◆ **Aim**:
Search the material for the word "this" and copy each line that holds it.

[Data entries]
++++++
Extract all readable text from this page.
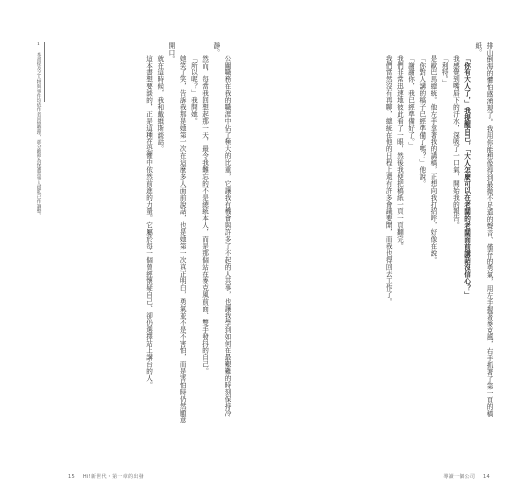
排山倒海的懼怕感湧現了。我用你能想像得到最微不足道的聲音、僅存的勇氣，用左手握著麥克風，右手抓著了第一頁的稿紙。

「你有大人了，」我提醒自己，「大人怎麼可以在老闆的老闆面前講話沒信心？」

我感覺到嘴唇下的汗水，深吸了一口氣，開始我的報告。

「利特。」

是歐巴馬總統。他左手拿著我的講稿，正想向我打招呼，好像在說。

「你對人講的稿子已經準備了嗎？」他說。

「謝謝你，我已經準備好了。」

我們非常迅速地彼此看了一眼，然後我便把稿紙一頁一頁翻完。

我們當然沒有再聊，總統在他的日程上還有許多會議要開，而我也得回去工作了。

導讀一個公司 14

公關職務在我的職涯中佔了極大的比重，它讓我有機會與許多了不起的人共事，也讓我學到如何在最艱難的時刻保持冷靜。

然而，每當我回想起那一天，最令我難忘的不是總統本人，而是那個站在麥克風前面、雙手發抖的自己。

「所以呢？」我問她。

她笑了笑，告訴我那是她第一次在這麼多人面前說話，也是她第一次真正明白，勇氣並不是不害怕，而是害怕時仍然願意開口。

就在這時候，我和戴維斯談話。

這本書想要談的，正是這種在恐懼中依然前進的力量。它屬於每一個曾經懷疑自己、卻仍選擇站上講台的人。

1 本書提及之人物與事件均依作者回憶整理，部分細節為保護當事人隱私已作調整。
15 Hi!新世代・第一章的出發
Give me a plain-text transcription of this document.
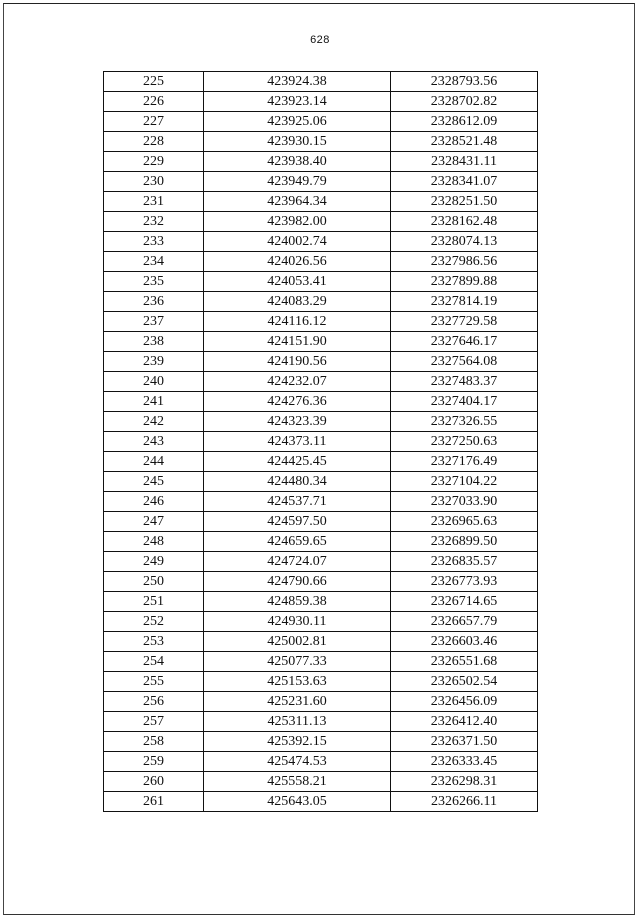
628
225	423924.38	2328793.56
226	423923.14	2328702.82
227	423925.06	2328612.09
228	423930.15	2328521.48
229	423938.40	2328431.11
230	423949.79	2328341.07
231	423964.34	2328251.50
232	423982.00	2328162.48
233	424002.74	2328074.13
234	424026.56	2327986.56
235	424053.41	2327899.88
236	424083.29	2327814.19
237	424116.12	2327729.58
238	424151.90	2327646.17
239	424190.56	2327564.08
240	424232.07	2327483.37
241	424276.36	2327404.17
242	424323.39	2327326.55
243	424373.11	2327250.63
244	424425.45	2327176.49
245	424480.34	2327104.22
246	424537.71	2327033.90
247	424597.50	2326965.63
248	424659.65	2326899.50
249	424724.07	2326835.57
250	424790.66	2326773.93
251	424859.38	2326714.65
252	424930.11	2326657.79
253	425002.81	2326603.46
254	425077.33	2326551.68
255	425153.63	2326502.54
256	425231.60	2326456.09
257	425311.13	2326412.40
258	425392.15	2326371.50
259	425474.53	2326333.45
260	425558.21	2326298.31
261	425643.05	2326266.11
++++++
◆ **In response**:
Extract all readable text from this page.
Give me a plain-text transcription of this document.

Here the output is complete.